#### Task objective:
Using the listing below, retype only the lines from the line with "Type out the text in this image." through the end, both ends included, and exclude the pictures.

#### Dataset content:
---------------
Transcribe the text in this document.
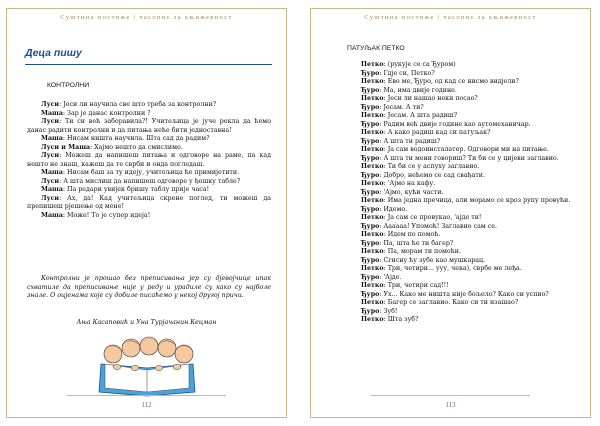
Суштина постиже | часопис за књижевност
Деца пишу
КОНТРОЛНИ

Луси: Јеси ли научила све што треба за контролни?

Маша: Зар је данас контролни ?

Луси: Ти си већ заборавила?! Учитељица је јуче рекла да ћемо данас радити контролни и да питања неће бити једноставна!

Маша: Нисам ништа научила. Шта сад да радим?

Луси и Маша: Хајмо нешто да смислимо.

Луси: Можеш да напишеш питања и одговоре на раме, па кад нешто не знаш, кажеш да те сврби и онда погледаш.

Маша: Нисам баш за ту идеју, учитељица ће примијетити.

Луси: А шта мислиш да напишеш одговоре у ђошку табле?

Маша: Па редари увијек бришу таблу прије часа!

Луси: Ах, да! Кад учитељица скрене поглед, ти можеш да препишеш рјешење од мене!

Маша: Може! То је супер идеја!

Контролни је прошао без преписивања јер су дјевојчице ипак схватиле да преписивање није у реду и урадиле су како су најболе знале. О оцјенама које су добиле писаћемо у некој другој причи.
Ања Касаповић и Уна Турјачанин Кецман
112
Суштина постиже | часопис за књижевност
ПАТУЉАК ПЕТКО

Петко: (рукује се са Ђуром)

Ђуро: Гдје си, Петко?

Петко: Ево ме, Ђуро, од кад се нисмо видјели?

Ђуро: Ма, има двије године.

Петко: Јеси ли нашао неки посао?

Ђуро: Јесам. А ти?

Петко: Јесам. А шта радиш?

Ђуро: Радим већ двије године као аутомеханичар.

Петко: А како радиш кад си патуљак?

Ђуро: А шта ти радиш?

Петко: Ја сам водоинсталатер. Одговори ми на питање.

Ђуро: А шта ти мени говориш? Ти би се у цијеви заглавио.

Петко: Ти би се у аспуху заглавио.

Ђуро: Добро, нећемо се сад свађати.

Петко: 'Ајмо на кафу.

Ђуро: 'Ајмо, кући части.

Петко: Има једна пречица, али морамо се кроз рупу провући.

Ђуро: Идемо.

Петко: Ја сам се провукао, 'ајде ти!

Ђуро: Аааааа! Упомоћ! Заглавио сам се.

Петко: Идем по помоћ.

Ђуро: Па, шта ће ти багер?

Петко: Па, морам ти помоћи.

Ђуро: Сгисну ћу зубе као мушкарац.

Петко: Три, четири... ууу, чека), сврбе ме леђа.

Ђуро: 'Ајде.

Петко: Три, четири сад!!!

Ђуро: Ух... Како ме ништа није бољело? Како си успио?

Петко: Багер се заглавио. Како си ти изашао?

Ђуро: Зуб!

Петко: Шта зуб?

113
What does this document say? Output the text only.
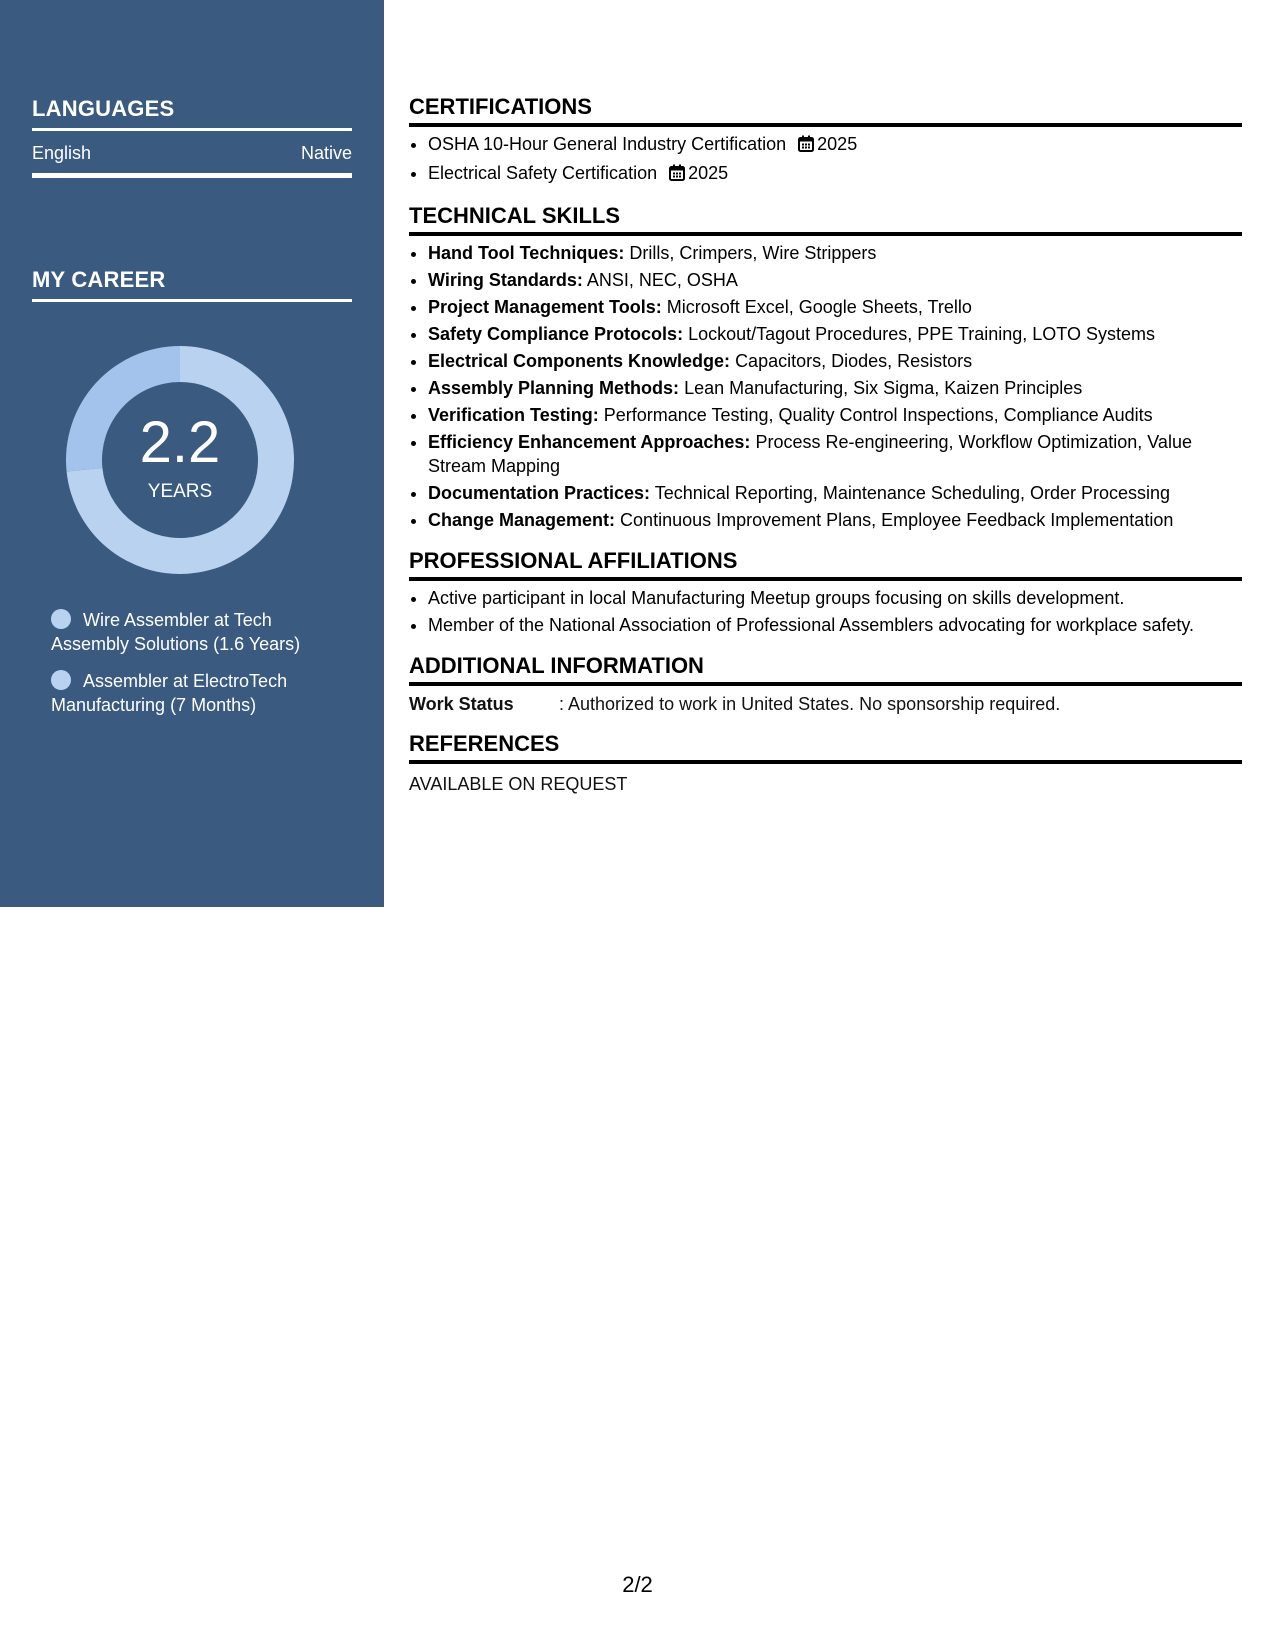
LANGUAGES
English	Native
MY CAREER
2.2
YEARS
Wire Assembler at Tech Assembly Solutions (1.6 Years)
Assembler at ElectroTech Manufacturing (7 Months)
CERTIFICATIONS
• OSHA 10-Hour General Industry Certification 2025
• Electrical Safety Certification 2025
TECHNICAL SKILLS
• Hand Tool Techniques: Drills, Crimpers, Wire Strippers
• Wiring Standards: ANSI, NEC, OSHA
• Project Management Tools: Microsoft Excel, Google Sheets, Trello
• Safety Compliance Protocols: Lockout/Tagout Procedures, PPE Training, LOTO Systems
• Electrical Components Knowledge: Capacitors, Diodes, Resistors
• Assembly Planning Methods: Lean Manufacturing, Six Sigma, Kaizen Principles
• Verification Testing: Performance Testing, Quality Control Inspections, Compliance Audits
• Efficiency Enhancement Approaches: Process Re-engineering, Workflow Optimization, Value Stream Mapping
• Documentation Practices: Technical Reporting, Maintenance Scheduling, Order Processing
• Change Management: Continuous Improvement Plans, Employee Feedback Implementation
PROFESSIONAL AFFILIATIONS
• Active participant in local Manufacturing Meetup groups focusing on skills development.
• Member of the National Association of Professional Assemblers advocating for workplace safety.
ADDITIONAL INFORMATION
Work Status	: Authorized to work in United States. No sponsorship required.
REFERENCES
AVAILABLE ON REQUEST
2/2
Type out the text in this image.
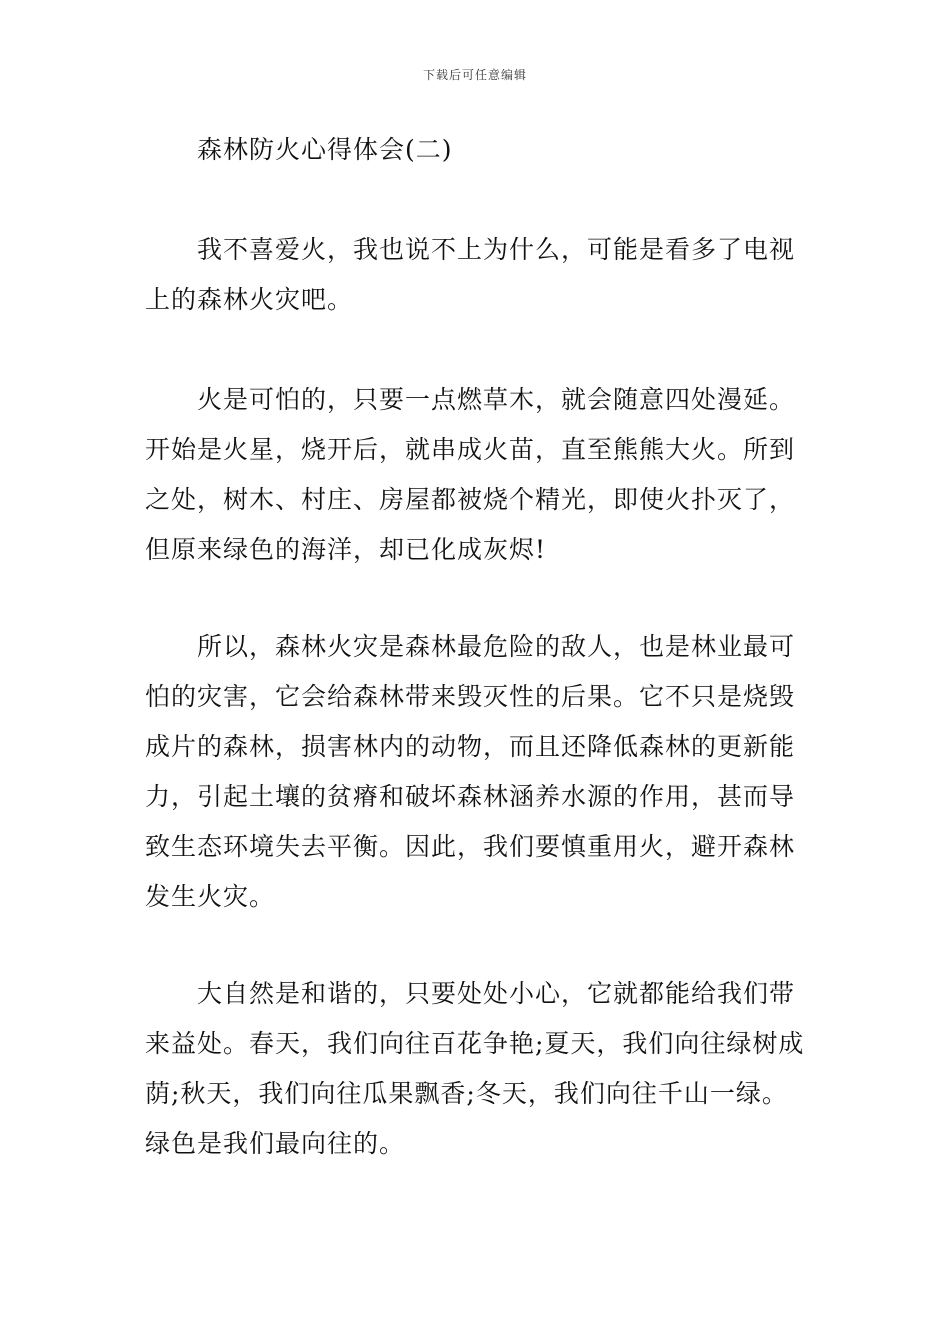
下载后可任意编辑
森林防火心得体会(二)
我不喜爱火，我也说不上为什么，可能是看多了电视
上的森林火灾吧。
火是可怕的，只要一点燃草木，就会随意四处漫延。
开始是火星，烧开后，就串成火苗，直至熊熊大火。所到
之处，树木、村庄、房屋都被烧个精光，即使火扑灭了，
但原来绿色的海洋，却已化成灰烬!
所以，森林火灾是森林最危险的敌人，也是林业最可
怕的灾害，它会给森林带来毁灭性的后果。它不只是烧毁
成片的森林，损害林内的动物，而且还降低森林的更新能
力，引起土壤的贫瘠和破坏森林涵养水源的作用，甚而导
致生态环境失去平衡。因此，我们要慎重用火，避开森林
发生火灾。
大自然是和谐的，只要处处小心，它就都能给我们带
来益处。春天，我们向往百花争艳;夏天，我们向往绿树成
荫;秋天，我们向往瓜果飘香;冬天，我们向往千山一绿。
绿色是我们最向往的。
---------------
#### Full answer:
Type out the text in this image.
下载后可任意编辑
森林防火心得体会(二)
我不喜爱火，我也说不上为什么，可能是看多了电视
上的森林火灾吧。
火是可怕的，只要一点燃草木，就会随意四处漫延。
开始是火星，烧开后，就串成火苗，直至熊熊大火。所到
之处，树木、村庄、房屋都被烧个精光，即使火扑灭了，
但原来绿色的海洋，却已化成灰烬!
所以，森林火灾是森林最危险的敌人，也是林业最可
怕的灾害，它会给森林带来毁灭性的后果。它不只是烧毁
成片的森林，损害林内的动物，而且还降低森林的更新能
力，引起土壤的贫瘠和破坏森林涵养水源的作用，甚而导
致生态环境失去平衡。因此，我们要慎重用火，避开森林
发生火灾。
大自然是和谐的，只要处处小心，它就都能给我们带
来益处。春天，我们向往百花争艳;夏天，我们向往绿树成
荫;秋天，我们向往瓜果飘香;冬天，我们向往千山一绿。
绿色是我们最向往的。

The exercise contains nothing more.